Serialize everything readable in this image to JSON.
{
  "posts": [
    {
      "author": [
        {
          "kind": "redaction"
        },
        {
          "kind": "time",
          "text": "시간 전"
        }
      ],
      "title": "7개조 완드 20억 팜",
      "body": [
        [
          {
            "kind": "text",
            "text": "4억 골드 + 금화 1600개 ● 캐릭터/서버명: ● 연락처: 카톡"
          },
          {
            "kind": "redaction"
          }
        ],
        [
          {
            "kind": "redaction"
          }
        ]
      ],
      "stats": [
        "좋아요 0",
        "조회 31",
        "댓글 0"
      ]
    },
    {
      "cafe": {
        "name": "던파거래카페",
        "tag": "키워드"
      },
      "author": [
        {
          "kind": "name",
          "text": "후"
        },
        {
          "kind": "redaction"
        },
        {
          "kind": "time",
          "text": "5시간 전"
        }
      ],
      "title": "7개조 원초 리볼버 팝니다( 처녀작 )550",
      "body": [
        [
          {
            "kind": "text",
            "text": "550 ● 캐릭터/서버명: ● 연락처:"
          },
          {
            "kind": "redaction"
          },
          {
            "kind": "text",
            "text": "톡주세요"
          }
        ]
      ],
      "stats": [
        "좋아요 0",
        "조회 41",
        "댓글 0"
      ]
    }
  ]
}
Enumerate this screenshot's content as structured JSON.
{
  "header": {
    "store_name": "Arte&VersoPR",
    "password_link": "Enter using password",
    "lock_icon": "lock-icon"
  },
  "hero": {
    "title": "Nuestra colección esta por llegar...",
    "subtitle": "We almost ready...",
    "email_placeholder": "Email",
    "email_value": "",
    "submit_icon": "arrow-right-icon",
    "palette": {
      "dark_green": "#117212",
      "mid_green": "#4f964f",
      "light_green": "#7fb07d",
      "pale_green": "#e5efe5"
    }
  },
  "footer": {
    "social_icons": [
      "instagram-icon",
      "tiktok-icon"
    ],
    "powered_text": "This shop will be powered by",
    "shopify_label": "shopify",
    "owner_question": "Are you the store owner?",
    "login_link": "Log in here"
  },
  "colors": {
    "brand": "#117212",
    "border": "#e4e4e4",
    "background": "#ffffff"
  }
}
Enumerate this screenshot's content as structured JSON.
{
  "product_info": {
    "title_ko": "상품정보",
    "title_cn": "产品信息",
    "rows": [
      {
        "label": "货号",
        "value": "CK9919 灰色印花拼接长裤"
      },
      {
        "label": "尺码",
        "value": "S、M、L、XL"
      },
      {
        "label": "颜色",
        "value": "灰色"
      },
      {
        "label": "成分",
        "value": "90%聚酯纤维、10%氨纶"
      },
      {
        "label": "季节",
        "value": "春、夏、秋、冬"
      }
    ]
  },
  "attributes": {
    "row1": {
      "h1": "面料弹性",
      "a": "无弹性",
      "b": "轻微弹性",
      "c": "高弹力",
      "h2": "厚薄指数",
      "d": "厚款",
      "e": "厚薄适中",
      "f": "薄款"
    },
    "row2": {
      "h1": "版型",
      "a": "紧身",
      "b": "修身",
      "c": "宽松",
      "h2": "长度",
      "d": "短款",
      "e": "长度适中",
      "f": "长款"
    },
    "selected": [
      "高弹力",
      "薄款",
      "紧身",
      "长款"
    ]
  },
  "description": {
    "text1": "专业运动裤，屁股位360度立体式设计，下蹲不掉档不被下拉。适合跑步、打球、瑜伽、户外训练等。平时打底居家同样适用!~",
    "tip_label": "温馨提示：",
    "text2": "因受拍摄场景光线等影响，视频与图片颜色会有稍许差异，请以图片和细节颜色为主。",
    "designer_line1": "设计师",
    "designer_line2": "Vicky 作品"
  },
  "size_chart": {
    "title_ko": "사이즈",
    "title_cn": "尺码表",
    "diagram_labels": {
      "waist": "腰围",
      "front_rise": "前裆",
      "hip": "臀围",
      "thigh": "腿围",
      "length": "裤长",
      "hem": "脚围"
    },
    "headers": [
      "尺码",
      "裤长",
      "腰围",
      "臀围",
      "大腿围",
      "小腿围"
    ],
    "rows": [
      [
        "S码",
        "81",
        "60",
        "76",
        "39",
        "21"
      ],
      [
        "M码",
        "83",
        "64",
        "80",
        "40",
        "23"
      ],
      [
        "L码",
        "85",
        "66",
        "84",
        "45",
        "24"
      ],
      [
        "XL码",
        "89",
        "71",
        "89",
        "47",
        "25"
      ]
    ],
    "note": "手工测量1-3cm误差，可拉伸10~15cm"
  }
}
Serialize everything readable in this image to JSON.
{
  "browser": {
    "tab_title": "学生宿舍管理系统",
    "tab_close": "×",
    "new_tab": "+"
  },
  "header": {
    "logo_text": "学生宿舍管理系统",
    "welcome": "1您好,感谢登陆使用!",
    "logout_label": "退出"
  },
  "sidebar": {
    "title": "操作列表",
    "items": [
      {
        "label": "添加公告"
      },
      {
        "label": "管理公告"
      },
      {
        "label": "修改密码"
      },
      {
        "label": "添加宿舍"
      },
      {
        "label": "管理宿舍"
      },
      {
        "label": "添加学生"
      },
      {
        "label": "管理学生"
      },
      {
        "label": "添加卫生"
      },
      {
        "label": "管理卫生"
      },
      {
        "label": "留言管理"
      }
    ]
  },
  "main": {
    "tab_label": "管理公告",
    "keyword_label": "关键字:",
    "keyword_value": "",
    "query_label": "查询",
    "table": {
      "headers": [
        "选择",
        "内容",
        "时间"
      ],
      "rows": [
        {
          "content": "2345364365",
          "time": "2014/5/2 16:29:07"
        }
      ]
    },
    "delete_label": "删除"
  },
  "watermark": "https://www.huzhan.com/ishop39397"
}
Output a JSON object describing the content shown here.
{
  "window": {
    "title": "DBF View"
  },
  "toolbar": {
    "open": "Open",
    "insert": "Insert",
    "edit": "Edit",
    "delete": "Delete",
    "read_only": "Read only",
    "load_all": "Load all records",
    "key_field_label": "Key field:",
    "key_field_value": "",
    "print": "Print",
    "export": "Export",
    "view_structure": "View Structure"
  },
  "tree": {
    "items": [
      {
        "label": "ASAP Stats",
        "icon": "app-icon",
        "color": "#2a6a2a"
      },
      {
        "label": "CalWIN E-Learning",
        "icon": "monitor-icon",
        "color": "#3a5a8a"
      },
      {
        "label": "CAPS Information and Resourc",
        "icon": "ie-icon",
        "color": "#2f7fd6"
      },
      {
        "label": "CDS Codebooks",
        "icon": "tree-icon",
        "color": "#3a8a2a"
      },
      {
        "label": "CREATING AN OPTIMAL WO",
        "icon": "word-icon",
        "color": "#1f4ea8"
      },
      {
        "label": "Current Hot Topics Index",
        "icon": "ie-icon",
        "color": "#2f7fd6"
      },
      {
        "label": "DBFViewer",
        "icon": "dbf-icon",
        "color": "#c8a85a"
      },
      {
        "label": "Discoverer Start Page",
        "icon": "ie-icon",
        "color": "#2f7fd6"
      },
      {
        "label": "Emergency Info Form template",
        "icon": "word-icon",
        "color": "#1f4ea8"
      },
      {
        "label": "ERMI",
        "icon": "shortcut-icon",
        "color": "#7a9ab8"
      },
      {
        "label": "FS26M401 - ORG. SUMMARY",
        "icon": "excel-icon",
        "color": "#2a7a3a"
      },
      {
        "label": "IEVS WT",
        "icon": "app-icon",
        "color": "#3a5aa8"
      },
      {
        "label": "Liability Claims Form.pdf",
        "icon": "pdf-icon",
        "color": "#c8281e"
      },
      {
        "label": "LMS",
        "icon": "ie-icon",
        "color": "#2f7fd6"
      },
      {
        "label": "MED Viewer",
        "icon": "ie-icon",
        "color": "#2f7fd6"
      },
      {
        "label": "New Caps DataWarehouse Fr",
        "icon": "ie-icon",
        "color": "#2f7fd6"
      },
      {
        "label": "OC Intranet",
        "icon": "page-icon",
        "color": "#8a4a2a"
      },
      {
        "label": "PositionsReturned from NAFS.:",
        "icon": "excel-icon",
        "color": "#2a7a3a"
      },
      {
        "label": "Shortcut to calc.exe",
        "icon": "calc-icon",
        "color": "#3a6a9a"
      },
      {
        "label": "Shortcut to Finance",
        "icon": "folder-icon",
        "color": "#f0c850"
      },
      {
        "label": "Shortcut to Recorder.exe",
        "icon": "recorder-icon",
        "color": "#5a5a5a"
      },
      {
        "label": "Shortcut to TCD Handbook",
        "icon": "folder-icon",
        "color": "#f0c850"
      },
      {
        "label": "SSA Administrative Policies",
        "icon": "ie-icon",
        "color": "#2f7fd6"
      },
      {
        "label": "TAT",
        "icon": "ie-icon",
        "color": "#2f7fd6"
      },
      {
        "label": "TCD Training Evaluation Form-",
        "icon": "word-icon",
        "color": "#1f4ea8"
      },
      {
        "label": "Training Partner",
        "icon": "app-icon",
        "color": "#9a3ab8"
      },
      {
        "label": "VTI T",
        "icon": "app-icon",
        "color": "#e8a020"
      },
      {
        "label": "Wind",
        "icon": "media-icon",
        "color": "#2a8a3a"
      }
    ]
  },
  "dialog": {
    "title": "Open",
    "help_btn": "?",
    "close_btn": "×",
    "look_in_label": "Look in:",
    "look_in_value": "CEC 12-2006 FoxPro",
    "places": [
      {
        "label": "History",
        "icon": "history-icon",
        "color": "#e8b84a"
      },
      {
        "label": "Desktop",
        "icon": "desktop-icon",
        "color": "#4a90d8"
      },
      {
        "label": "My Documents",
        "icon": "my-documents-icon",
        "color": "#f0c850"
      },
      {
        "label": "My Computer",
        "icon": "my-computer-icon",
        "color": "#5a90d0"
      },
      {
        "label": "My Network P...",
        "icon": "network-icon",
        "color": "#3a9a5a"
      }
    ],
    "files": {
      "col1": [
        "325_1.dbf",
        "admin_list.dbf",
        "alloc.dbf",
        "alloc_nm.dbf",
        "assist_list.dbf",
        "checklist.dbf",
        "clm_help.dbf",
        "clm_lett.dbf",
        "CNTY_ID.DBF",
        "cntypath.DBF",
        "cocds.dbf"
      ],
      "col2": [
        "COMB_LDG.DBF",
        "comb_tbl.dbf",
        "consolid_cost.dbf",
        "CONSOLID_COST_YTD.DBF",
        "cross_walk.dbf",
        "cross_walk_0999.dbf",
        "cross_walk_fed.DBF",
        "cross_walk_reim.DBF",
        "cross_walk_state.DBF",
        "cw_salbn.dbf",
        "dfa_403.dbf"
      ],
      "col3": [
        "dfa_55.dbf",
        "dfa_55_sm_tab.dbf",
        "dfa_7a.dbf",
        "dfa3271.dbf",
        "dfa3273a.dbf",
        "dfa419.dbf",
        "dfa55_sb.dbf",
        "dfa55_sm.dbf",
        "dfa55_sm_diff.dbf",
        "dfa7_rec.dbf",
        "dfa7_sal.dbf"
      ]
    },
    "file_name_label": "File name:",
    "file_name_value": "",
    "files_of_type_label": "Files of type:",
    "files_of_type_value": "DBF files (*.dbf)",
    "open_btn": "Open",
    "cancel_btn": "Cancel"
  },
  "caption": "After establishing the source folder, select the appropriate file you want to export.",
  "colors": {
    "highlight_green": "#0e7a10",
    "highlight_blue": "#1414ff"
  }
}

Goal:
Write out every line of the entries that holds the word "content".

Final result:
Enumerate this screenshot's content as structured JSON.
Enumerate this screenshot's content as structured JSON.
          "content": "2345364365",
Output a JSON object describing the content shown here.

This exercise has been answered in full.